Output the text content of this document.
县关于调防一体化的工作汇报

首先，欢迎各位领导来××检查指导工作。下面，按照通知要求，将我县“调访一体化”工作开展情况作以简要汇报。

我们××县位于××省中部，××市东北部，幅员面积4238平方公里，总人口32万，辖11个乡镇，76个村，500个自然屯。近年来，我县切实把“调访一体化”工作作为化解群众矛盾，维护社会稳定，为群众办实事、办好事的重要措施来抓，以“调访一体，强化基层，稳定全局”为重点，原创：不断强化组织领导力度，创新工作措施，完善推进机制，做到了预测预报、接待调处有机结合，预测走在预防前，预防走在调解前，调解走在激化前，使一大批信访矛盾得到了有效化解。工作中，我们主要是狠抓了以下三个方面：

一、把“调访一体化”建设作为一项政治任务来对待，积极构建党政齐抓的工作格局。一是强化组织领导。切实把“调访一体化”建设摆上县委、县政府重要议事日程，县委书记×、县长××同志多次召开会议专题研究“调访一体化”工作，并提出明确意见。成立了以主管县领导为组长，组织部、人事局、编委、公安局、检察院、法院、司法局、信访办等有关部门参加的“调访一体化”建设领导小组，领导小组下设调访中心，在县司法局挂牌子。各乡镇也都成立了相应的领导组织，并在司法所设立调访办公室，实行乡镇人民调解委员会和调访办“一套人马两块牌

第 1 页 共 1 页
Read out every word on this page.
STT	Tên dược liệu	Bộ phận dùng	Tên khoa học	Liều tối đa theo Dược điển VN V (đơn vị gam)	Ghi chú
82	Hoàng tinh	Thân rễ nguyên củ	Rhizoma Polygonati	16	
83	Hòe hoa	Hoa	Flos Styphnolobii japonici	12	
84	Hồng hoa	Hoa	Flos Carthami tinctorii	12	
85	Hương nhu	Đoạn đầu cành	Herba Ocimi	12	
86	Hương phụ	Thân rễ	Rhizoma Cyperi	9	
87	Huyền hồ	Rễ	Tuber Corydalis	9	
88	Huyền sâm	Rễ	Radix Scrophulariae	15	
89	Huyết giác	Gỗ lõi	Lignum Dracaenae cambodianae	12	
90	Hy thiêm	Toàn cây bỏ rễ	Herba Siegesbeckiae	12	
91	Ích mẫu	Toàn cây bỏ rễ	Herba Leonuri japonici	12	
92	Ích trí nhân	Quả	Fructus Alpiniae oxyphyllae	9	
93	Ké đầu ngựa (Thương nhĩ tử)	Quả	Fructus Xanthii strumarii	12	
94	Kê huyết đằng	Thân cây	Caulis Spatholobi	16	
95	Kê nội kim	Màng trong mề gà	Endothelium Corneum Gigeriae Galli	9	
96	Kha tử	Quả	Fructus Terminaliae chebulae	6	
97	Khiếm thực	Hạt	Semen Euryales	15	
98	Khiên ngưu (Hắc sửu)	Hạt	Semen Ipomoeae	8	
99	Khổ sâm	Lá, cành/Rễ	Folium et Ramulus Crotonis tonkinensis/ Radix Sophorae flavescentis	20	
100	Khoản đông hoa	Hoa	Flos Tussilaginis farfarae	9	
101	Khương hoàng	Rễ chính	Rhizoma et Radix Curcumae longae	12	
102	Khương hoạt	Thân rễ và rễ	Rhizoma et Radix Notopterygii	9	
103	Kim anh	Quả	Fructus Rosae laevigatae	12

--------------------

**Objective:** Copy each line containing the word "Semen" from the data.

**Reply to the task:**
97	Khiếm thực	Hạt	Semen Euryales	15	
98	Khiên ngưu (Hắc sửu)	Hạt	Semen Ipomoeae	8	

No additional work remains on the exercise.